> [Task to carry out] Below are entries. Pull out all lines containing "JSON".

> [Dataset records]
------------------------------------
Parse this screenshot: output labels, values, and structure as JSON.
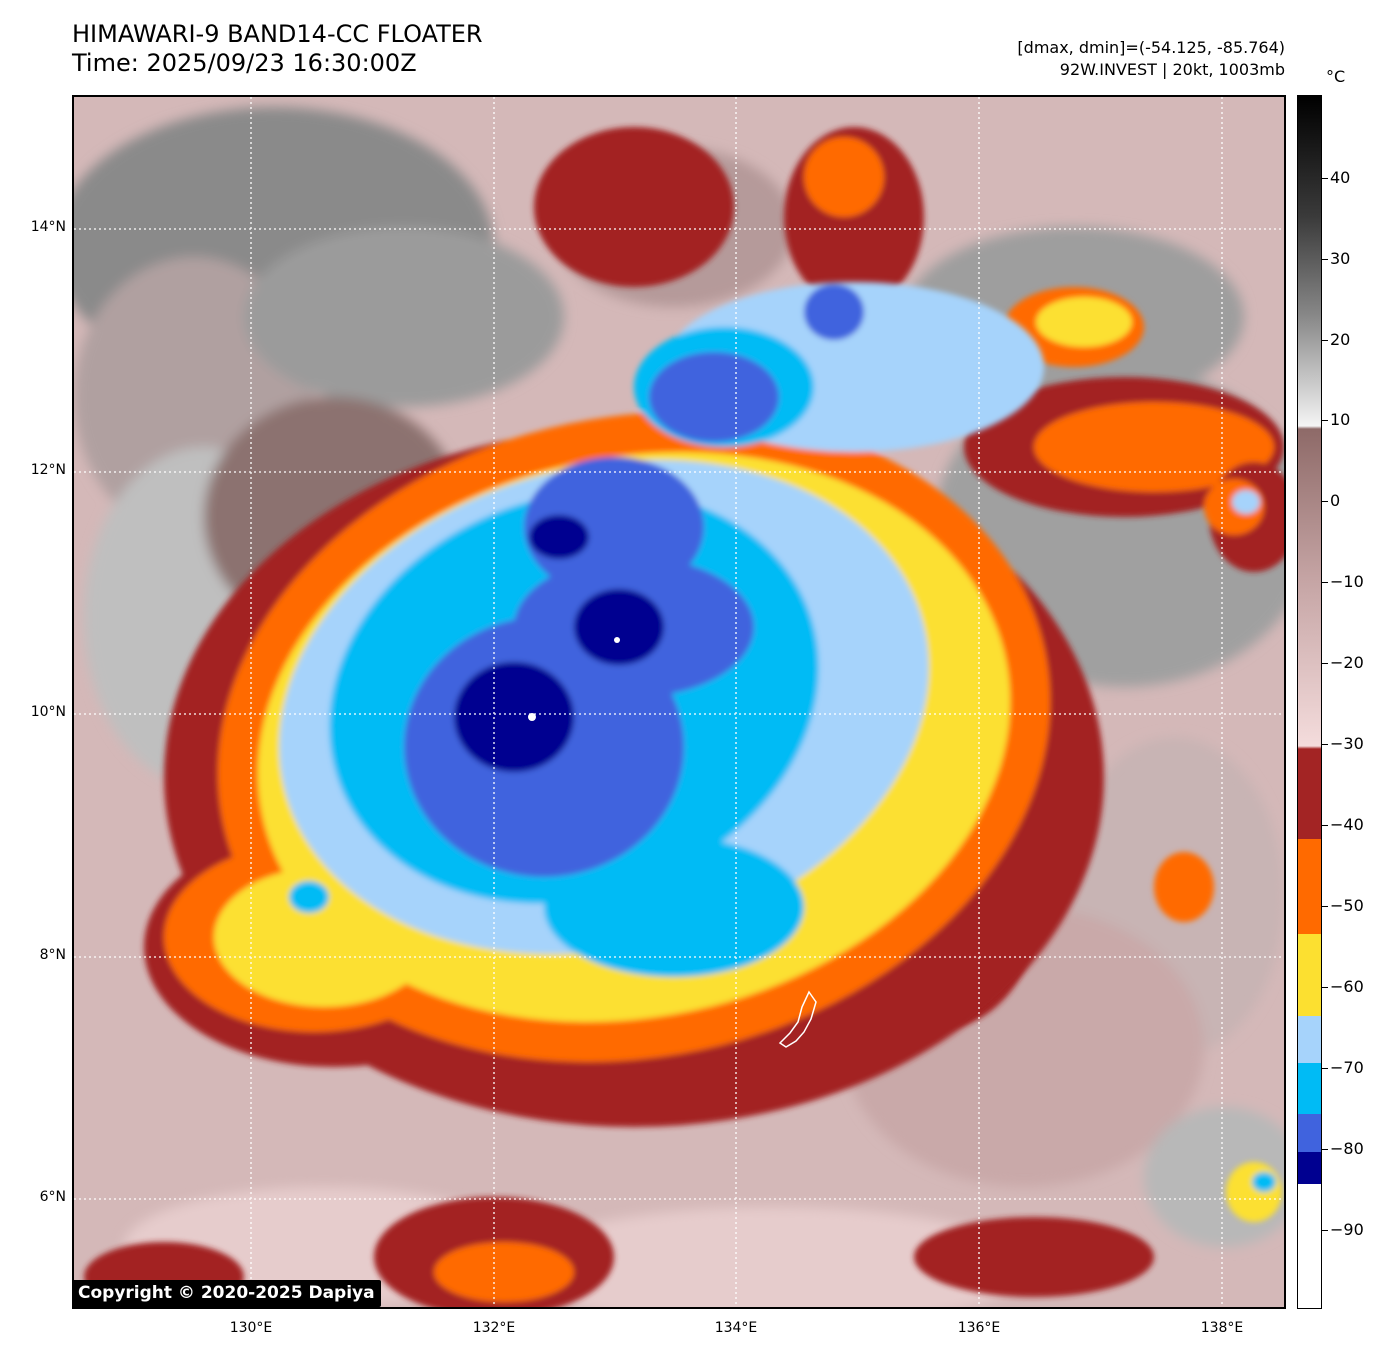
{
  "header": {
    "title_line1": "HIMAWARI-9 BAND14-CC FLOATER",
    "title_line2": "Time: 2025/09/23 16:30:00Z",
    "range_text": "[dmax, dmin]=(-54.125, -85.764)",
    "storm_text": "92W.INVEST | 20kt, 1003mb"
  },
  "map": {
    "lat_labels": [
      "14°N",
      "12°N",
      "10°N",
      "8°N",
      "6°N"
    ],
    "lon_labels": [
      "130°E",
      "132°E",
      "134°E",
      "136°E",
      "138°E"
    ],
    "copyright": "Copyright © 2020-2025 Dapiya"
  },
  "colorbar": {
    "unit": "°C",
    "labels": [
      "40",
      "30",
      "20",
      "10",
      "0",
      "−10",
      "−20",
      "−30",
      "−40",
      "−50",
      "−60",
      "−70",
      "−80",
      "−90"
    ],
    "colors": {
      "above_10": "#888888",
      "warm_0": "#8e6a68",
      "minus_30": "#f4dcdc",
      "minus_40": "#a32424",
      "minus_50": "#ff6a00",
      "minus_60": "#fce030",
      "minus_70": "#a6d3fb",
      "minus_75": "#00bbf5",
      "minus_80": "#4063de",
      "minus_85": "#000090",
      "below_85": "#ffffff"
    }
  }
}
------------------------------------
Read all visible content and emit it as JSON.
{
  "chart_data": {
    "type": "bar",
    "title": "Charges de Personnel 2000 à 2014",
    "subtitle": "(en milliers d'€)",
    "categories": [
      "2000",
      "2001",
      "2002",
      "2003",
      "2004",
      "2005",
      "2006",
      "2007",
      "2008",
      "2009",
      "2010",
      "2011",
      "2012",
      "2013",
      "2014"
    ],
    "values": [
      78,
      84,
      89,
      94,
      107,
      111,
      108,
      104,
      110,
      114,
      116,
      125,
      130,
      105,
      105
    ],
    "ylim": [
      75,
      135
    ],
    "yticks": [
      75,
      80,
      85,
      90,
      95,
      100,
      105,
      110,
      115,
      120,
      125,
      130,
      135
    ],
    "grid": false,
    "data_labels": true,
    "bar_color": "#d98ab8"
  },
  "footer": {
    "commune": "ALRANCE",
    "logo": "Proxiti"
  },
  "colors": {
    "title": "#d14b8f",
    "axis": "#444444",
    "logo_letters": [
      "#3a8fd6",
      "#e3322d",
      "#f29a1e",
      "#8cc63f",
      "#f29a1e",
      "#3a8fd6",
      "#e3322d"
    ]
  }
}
------------------------------------
> [Result]
Parse this screenshot: output labels, values, and structure as JSON.
Read all visible content and emit it as JSON.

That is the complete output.